◆ **BRIEF**:
Report how many lines below contain the word "adult". Give only the number.

◆ **RECORD EXTRACTS**:

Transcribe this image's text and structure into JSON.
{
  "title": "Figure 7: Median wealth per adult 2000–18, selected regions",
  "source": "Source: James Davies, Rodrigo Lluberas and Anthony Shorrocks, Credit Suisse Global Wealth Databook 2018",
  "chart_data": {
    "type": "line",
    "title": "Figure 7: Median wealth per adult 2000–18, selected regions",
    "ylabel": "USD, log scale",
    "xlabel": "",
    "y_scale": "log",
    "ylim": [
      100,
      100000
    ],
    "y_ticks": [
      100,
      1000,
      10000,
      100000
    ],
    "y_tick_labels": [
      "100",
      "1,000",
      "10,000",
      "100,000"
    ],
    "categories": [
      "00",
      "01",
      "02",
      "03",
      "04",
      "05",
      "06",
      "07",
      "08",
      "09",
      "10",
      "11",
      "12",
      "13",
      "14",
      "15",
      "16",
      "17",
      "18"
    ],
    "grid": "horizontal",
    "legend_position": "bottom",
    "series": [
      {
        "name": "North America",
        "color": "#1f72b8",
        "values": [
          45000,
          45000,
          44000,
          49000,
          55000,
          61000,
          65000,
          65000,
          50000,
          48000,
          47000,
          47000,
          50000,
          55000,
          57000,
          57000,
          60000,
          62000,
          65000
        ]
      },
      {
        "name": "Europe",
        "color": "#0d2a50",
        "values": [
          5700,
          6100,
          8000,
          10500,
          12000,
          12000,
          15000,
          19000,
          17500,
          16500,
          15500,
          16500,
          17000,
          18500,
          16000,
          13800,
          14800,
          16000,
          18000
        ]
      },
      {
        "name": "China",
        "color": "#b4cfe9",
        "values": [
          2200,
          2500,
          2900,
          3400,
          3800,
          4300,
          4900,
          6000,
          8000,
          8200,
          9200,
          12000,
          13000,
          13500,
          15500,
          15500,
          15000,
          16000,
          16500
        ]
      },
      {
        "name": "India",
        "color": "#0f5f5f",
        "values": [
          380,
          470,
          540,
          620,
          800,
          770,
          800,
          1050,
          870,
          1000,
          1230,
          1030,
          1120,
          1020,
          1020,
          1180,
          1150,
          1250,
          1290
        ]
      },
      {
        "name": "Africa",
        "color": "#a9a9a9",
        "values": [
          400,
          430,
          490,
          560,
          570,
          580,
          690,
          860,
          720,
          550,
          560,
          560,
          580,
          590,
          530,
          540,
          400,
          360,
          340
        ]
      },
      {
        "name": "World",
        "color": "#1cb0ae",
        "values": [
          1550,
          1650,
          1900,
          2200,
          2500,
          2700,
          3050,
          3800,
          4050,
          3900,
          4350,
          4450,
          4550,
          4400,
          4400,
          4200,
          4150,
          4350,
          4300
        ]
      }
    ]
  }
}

◆ **RESPONSE BELOW**:
2